Dataset excerpt
● ● ● ● ● ● ●

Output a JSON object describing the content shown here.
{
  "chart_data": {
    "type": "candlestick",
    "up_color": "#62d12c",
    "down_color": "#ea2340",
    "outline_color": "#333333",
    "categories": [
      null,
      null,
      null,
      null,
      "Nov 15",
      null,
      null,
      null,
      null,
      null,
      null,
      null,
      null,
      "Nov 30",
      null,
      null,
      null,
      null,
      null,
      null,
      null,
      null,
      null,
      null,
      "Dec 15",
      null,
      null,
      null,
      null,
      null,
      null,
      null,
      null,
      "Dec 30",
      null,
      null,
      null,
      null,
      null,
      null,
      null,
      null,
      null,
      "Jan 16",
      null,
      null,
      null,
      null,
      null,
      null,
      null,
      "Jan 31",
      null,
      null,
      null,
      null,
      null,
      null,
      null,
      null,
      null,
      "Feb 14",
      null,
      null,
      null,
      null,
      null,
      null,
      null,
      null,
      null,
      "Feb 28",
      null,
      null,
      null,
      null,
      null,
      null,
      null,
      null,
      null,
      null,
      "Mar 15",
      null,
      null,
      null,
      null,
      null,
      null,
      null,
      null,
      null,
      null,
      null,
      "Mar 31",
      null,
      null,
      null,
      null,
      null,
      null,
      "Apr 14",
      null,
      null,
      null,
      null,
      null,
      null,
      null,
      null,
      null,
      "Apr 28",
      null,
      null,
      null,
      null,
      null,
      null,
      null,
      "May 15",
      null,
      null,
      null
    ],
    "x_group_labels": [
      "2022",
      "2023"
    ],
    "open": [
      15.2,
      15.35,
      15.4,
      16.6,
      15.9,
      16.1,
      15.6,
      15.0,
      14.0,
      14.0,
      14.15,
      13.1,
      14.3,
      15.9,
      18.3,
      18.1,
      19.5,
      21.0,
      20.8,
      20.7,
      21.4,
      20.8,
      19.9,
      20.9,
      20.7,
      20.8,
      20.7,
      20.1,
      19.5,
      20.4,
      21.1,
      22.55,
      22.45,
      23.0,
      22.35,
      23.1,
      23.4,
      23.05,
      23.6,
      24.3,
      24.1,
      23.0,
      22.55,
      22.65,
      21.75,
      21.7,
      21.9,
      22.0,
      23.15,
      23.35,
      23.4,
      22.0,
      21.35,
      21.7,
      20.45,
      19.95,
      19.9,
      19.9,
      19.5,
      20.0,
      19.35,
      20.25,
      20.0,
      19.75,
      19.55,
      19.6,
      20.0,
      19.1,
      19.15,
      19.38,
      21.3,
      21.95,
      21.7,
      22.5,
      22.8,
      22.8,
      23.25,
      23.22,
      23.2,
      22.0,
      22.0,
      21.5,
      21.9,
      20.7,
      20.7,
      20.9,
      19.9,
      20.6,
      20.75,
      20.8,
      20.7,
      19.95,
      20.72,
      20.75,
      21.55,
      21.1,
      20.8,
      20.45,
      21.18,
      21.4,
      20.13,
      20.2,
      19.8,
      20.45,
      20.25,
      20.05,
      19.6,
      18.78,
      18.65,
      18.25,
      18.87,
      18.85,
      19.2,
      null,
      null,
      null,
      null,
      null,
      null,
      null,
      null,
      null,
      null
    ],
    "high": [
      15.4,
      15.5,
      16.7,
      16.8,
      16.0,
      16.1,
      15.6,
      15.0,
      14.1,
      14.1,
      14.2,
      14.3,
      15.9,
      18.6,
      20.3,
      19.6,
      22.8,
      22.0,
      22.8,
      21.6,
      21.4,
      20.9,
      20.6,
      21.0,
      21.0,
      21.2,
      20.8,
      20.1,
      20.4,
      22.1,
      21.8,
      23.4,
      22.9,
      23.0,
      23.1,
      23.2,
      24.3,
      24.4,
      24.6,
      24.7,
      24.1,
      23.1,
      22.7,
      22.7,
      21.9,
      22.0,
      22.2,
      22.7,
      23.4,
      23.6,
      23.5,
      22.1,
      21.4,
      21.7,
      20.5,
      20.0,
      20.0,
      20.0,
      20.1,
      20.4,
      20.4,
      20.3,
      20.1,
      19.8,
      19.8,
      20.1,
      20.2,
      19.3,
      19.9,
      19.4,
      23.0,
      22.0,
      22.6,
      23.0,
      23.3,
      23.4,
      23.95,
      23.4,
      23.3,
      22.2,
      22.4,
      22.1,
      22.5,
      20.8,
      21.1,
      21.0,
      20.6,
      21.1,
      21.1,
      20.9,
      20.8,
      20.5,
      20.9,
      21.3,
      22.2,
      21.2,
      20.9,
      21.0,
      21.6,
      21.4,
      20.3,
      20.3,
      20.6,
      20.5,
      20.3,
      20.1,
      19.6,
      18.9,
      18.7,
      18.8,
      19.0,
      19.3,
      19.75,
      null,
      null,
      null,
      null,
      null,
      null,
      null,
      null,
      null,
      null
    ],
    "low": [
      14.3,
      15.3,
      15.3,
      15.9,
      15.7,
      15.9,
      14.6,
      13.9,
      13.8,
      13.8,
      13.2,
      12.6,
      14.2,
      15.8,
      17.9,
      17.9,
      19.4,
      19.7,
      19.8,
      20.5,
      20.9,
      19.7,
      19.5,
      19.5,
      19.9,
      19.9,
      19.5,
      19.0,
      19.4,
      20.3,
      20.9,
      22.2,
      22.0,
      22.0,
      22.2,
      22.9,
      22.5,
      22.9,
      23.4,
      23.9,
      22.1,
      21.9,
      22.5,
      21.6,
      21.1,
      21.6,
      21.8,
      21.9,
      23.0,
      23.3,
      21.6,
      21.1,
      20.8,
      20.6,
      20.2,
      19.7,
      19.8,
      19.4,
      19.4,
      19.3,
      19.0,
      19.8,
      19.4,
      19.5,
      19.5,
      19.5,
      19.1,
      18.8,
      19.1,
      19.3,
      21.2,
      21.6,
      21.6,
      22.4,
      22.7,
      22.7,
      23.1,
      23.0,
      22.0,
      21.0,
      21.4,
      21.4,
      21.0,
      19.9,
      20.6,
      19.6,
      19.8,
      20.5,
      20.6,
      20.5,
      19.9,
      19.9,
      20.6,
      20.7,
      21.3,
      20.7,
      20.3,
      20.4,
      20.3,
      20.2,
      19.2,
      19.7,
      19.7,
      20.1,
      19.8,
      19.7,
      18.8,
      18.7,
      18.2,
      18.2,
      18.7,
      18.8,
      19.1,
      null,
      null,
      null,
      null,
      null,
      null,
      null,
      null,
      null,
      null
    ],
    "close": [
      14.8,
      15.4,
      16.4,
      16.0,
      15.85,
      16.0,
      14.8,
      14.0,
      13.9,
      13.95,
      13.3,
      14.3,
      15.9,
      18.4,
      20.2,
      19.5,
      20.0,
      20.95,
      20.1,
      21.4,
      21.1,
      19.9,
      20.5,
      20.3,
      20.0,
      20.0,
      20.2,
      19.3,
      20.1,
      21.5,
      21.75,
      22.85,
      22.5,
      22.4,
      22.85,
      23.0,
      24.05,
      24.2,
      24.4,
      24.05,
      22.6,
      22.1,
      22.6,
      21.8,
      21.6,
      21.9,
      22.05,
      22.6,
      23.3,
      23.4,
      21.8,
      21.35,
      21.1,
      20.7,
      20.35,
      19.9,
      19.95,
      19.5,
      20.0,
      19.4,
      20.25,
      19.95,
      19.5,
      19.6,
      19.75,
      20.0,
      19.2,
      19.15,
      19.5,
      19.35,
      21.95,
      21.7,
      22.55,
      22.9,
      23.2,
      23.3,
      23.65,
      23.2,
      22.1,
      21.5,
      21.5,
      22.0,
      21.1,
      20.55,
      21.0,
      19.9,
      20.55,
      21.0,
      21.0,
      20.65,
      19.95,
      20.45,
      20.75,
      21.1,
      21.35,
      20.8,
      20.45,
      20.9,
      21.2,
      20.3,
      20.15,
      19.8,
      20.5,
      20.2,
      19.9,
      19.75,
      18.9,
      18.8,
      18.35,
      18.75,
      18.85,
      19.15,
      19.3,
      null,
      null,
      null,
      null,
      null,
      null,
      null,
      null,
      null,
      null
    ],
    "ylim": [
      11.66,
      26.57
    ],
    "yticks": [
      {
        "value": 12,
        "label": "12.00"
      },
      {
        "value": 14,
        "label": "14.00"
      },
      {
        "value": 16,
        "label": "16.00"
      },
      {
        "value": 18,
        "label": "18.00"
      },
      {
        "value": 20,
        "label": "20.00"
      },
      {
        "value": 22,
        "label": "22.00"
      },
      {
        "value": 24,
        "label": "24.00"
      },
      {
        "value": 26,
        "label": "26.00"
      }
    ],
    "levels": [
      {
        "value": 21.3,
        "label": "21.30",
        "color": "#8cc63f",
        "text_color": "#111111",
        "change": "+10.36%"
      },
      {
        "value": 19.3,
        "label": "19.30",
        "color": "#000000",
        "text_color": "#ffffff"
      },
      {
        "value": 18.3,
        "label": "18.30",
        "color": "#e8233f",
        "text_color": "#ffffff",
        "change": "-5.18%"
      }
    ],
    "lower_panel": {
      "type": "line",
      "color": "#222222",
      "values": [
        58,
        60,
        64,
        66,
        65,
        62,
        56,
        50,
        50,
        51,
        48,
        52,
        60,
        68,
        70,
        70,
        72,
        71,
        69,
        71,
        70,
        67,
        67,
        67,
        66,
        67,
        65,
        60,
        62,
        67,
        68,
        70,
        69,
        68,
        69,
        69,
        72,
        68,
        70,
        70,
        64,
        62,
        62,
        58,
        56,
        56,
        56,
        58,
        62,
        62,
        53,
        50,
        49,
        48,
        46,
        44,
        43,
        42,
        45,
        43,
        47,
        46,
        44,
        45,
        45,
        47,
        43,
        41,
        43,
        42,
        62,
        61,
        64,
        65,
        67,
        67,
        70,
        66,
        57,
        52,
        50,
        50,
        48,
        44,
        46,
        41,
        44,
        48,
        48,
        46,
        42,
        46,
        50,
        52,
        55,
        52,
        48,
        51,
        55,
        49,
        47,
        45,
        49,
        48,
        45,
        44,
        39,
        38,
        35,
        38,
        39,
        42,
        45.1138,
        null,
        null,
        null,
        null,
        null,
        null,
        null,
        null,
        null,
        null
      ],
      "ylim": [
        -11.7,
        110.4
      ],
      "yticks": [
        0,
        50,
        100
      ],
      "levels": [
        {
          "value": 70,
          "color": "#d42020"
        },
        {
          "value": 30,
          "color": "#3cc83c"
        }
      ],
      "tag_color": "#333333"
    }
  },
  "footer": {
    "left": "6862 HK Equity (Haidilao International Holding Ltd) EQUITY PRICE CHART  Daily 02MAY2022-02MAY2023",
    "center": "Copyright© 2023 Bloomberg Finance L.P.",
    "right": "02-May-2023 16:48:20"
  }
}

● ● ● ● ● ● ●

- DESCRIPTION OF THE TASK
Nothing but a number is needed here: how many lines hold the string "ffffff"?

- RESPONSE TO THIS TASK
2